▸ TASK DATA

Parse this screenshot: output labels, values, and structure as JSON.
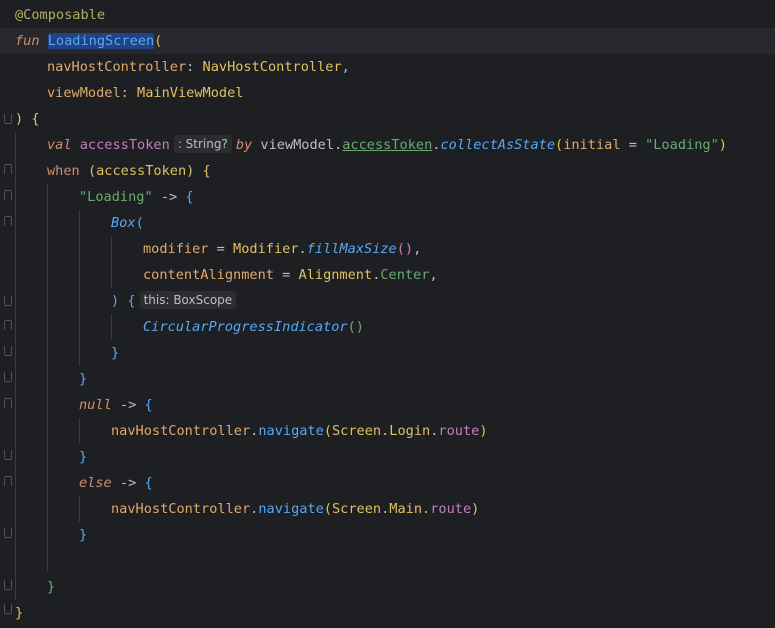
{
  "editor": {
    "language": "Kotlin",
    "annotation": "@Composable",
    "fun_keyword": "fun",
    "function_name": "LoadingScreen",
    "open_paren": "(",
    "param1_name": "navHostController",
    "param1_sep": ": ",
    "param1_type": "NavHostController",
    "param1_comma": ",",
    "param2_name": "viewModel",
    "param2_sep": ": ",
    "param2_type": "MainViewModel",
    "sig_close": ") {",
    "val_keyword": "val",
    "access_token_var": "accessToken",
    "type_hint": ": String?",
    "by_keyword": "by",
    "view_model_ref": "viewModel",
    "dot": ".",
    "access_token_prop": "accessToken",
    "collect_call": "collectAsState",
    "initial_param": "initial",
    "equals": " = ",
    "loading_string": "\"Loading\"",
    "close_paren": ")",
    "when_keyword": "when",
    "when_subject": "(accessToken)",
    "when_brace": "{",
    "arrow": " -> ",
    "brace_open": "{",
    "brace_close": "}",
    "box_call": "Box",
    "modifier_param": "modifier",
    "modifier_obj": "Modifier",
    "fill_max_size": "fillMaxSize",
    "empty_parens": "()",
    "comma": ",",
    "content_alignment_param": "contentAlignment",
    "alignment_obj": "Alignment",
    "center_value": "Center",
    "paren_brace": ") {",
    "scope_hint": "this: BoxScope",
    "progress_indicator": "CircularProgressIndicator",
    "null_keyword": "null",
    "else_keyword": "else",
    "nav_host_ref": "navHostController",
    "navigate_call": "navigate",
    "screen_obj": "Screen",
    "login_obj": "Login",
    "main_obj": "Main",
    "route_prop": "route"
  },
  "colors": {
    "background": "#1e1f22",
    "keyword": "#cf8e6d",
    "function": "#56a8f5",
    "string": "#6aab73",
    "parameter": "#e0a96d",
    "type": "#e0c15f",
    "property": "#c77dbb"
  }
}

▸ TASK DETAILS
Quote all of the entries word for word, omitting any pictures.

▸ SOLUTION TO THIS EXERCISE
Parse this screenshot: output labels, values, and structure as JSON.
{
  "editor": {
    "language": "Kotlin",
    "annotation": "@Composable",
    "fun_keyword": "fun",
    "function_name": "LoadingScreen",
    "open_paren": "(",
    "param1_name": "navHostController",
    "param1_sep": ": ",
    "param1_type": "NavHostController",
    "param1_comma": ",",
    "param2_name": "viewModel",
    "param2_sep": ": ",
    "param2_type": "MainViewModel",
    "sig_close": ") {",
    "val_keyword": "val",
    "access_token_var": "accessToken",
    "type_hint": ": String?",
    "by_keyword": "by",
    "view_model_ref": "viewModel",
    "dot": ".",
    "access_token_prop": "accessToken",
    "collect_call": "collectAsState",
    "initial_param": "initial",
    "equals": " = ",
    "loading_string": "\"Loading\"",
    "close_paren": ")",
    "when_keyword": "when",
    "when_subject": "(accessToken)",
    "when_brace": "{",
    "arrow": " -> ",
    "brace_open": "{",
    "brace_close": "}",
    "box_call": "Box",
    "modifier_param": "modifier",
    "modifier_obj": "Modifier",
    "fill_max_size": "fillMaxSize",
    "empty_parens": "()",
    "comma": ",",
    "content_alignment_param": "contentAlignment",
    "alignment_obj": "Alignment",
    "center_value": "Center",
    "paren_brace": ") {",
    "scope_hint": "this: BoxScope",
    "progress_indicator": "CircularProgressIndicator",
    "null_keyword": "null",
    "else_keyword": "else",
    "nav_host_ref": "navHostController",
    "navigate_call": "navigate",
    "screen_obj": "Screen",
    "login_obj": "Login",
    "main_obj": "Main",
    "route_prop": "route"
  },
  "colors": {
    "background": "#1e1f22",
    "keyword": "#cf8e6d",
    "function": "#56a8f5",
    "string": "#6aab73",
    "parameter": "#e0a96d",
    "type": "#e0c15f",
    "property": "#c77dbb"
  }
}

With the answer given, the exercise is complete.